### SUPPLIED INFORMATION
%%

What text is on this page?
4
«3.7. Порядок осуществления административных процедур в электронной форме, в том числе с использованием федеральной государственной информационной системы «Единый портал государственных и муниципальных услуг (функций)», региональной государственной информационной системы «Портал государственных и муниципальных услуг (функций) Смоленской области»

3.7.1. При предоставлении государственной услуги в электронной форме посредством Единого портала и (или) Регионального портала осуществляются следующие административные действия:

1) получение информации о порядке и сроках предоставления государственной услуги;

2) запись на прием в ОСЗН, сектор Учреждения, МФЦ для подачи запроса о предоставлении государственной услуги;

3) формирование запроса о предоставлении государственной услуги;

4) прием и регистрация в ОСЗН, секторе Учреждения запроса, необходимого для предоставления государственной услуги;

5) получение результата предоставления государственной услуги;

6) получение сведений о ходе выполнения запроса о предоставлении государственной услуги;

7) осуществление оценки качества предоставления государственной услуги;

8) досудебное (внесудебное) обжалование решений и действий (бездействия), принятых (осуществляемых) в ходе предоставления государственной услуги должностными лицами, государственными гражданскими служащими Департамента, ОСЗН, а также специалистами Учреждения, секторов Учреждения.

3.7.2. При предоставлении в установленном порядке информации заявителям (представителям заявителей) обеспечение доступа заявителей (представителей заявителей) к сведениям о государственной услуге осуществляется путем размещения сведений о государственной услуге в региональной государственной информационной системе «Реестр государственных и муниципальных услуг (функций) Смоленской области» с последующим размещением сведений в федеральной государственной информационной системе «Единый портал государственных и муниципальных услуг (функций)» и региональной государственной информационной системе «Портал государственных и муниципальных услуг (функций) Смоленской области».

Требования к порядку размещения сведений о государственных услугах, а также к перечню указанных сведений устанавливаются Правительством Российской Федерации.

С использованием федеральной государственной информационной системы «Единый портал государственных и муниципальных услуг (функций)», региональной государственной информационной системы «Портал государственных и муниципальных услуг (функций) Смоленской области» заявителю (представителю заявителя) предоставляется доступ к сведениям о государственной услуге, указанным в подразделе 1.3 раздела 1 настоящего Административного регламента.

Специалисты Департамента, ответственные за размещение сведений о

%%

### REQUIREMENT
Your answer should be a single number: how many lines of the material contain the word "ходе".

### CORRECT ANSWER
2